[Work to be completed] Please transcribe the records precisely; pictures stay out of your copy.

[Data records]
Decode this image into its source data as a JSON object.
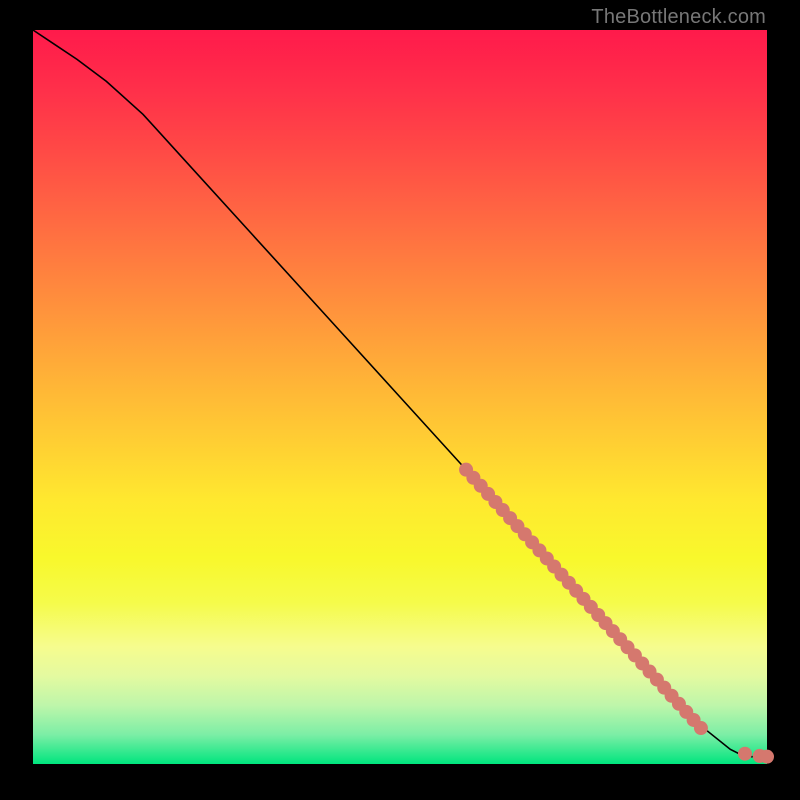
{
  "attribution": "TheBottleneck.com",
  "colors": {
    "dot": "#d5786e",
    "curve": "#000000",
    "page_bg": "#000000"
  },
  "chart_data": {
    "type": "line",
    "title": "",
    "xlabel": "",
    "ylabel": "",
    "xlim": [
      0,
      100
    ],
    "ylim": [
      0,
      100
    ],
    "grid": false,
    "curve": {
      "x": [
        0,
        3,
        6,
        10,
        15,
        20,
        30,
        40,
        50,
        60,
        70,
        80,
        90,
        95,
        97,
        100
      ],
      "y": [
        100,
        98,
        96,
        93,
        88.5,
        83,
        72,
        61,
        50,
        39,
        28,
        17,
        6,
        2,
        1,
        1
      ]
    },
    "series": [
      {
        "name": "points",
        "x": [
          59,
          60,
          61,
          62,
          63,
          64,
          65,
          66,
          67,
          68,
          69,
          70,
          71,
          72,
          73,
          74,
          75,
          76,
          77,
          78,
          79,
          80,
          81,
          82,
          83,
          84,
          85,
          86,
          87,
          88,
          89,
          90,
          91,
          97,
          99,
          100
        ],
        "y": [
          40.1,
          39.0,
          37.9,
          36.8,
          35.7,
          34.6,
          33.5,
          32.4,
          31.3,
          30.2,
          29.1,
          28.0,
          26.9,
          25.8,
          24.7,
          23.6,
          22.5,
          21.4,
          20.3,
          19.2,
          18.1,
          17.0,
          15.9,
          14.8,
          13.7,
          12.6,
          11.5,
          10.4,
          9.3,
          8.2,
          7.1,
          6.0,
          4.9,
          1.4,
          1.1,
          1.0
        ]
      }
    ]
  }
}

[The result]
Decode this image into its source data as a JSON object.
{
  "attribution": "TheBottleneck.com",
  "colors": {
    "dot": "#d5786e",
    "curve": "#000000",
    "page_bg": "#000000"
  },
  "chart_data": {
    "type": "line",
    "title": "",
    "xlabel": "",
    "ylabel": "",
    "xlim": [
      0,
      100
    ],
    "ylim": [
      0,
      100
    ],
    "grid": false,
    "curve": {
      "x": [
        0,
        3,
        6,
        10,
        15,
        20,
        30,
        40,
        50,
        60,
        70,
        80,
        90,
        95,
        97,
        100
      ],
      "y": [
        100,
        98,
        96,
        93,
        88.5,
        83,
        72,
        61,
        50,
        39,
        28,
        17,
        6,
        2,
        1,
        1
      ]
    },
    "series": [
      {
        "name": "points",
        "x": [
          59,
          60,
          61,
          62,
          63,
          64,
          65,
          66,
          67,
          68,
          69,
          70,
          71,
          72,
          73,
          74,
          75,
          76,
          77,
          78,
          79,
          80,
          81,
          82,
          83,
          84,
          85,
          86,
          87,
          88,
          89,
          90,
          91,
          97,
          99,
          100
        ],
        "y": [
          40.1,
          39.0,
          37.9,
          36.8,
          35.7,
          34.6,
          33.5,
          32.4,
          31.3,
          30.2,
          29.1,
          28.0,
          26.9,
          25.8,
          24.7,
          23.6,
          22.5,
          21.4,
          20.3,
          19.2,
          18.1,
          17.0,
          15.9,
          14.8,
          13.7,
          12.6,
          11.5,
          10.4,
          9.3,
          8.2,
          7.1,
          6.0,
          4.9,
          1.4,
          1.1,
          1.0
        ]
      }
    ]
  }
}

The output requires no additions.